Data listing: Begin
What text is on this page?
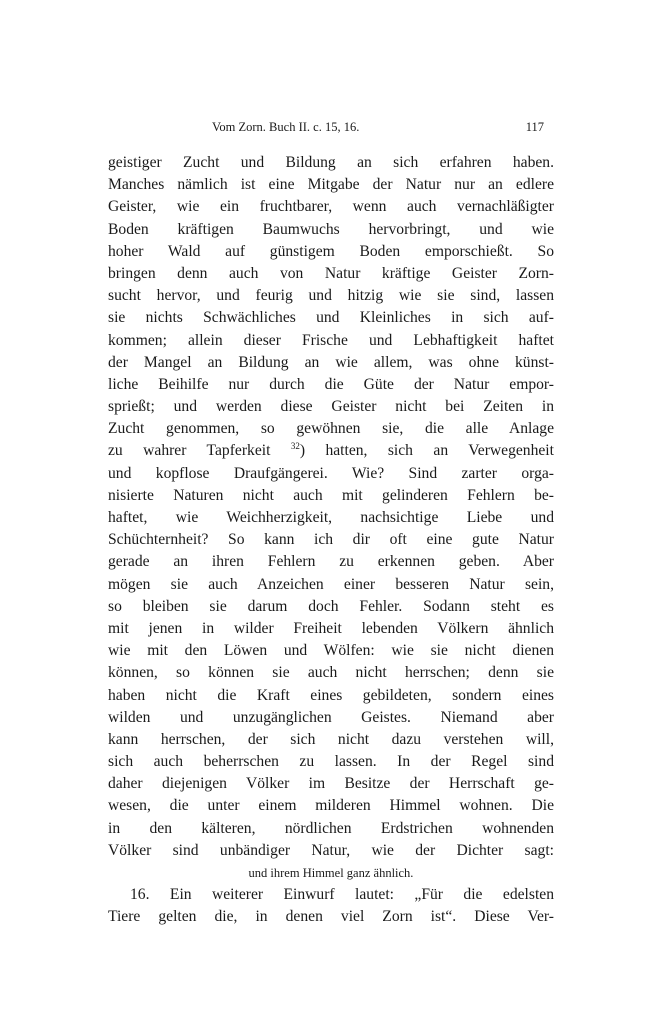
Vom Zorn. Buch II. c. 15, 16.	117
geistiger Zucht und Bildung an sich erfahren haben.
Manches nämlich ist eine Mitgabe der Natur nur an edlere
Geister, wie ein fruchtbarer, wenn auch vernachläßigter
Boden kräftigen Baumwuchs hervorbringt, und wie
hoher Wald auf günstigem Boden emporschießt. So
bringen denn auch von Natur kräftige Geister Zorn-
sucht hervor, und feurig und hitzig wie sie sind, lassen
sie nichts Schwächliches und Kleinliches in sich auf-
kommen; allein dieser Frische und Lebhaftigkeit haftet
der Mangel an Bildung an wie allem, was ohne künst-
liche Beihilfe nur durch die Güte der Natur empor-
sprießt; und werden diese Geister nicht bei Zeiten in
Zucht genommen, so gewöhnen sie, die alle Anlage
zu wahrer Tapferkeit $^{32}$) hatten, sich an Verwegenheit
und kopflose Draufgängerei. Wie? Sind zarter orga-
nisierte Naturen nicht auch mit gelinderen Fehlern be-
haftet, wie Weichherzigkeit, nachsichtige Liebe und
Schüchternheit? So kann ich dir oft eine gute Natur
gerade an ihren Fehlern zu erkennen geben. Aber
mögen sie auch Anzeichen einer besseren Natur sein,
so bleiben sie darum doch Fehler. Sodann steht es
mit jenen in wilder Freiheit lebenden Völkern ähnlich
wie mit den Löwen und Wölfen: wie sie nicht dienen
können, so können sie auch nicht herrschen; denn sie
haben nicht die Kraft eines gebildeten, sondern eines
wilden und unzugänglichen Geistes. Niemand aber
kann herrschen, der sich nicht dazu verstehen will,
sich auch beherrschen zu lassen. In der Regel sind
daher diejenigen Völker im Besitze der Herrschaft ge-
wesen, die unter einem milderen Himmel wohnen. Die
in den kälteren, nördlichen Erdstrichen wohnenden
Völker sind unbändiger Natur, wie der Dichter sagt:
und ihrem Himmel ganz ähnlich.
16. Ein weiterer Einwurf lautet: „Für die edelsten
Tiere gelten die, in denen viel Zorn ist“. Diese Ver-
Data listing: End
**Brief:** The lines that contain the word "auch" are wanted; copy each of them from the records.

**Exercise output:**
Geister, wie ein fruchtbarer, wenn auch vernachläßigter
bringen denn auch von Natur kräftige Geister Zorn-
nisierte Naturen nicht auch mit gelinderen Fehlern be-
mögen sie auch Anzeichen einer besseren Natur sein,
können, so können sie auch nicht herrschen; denn sie
sich auch beherrschen zu lassen. In der Regel sind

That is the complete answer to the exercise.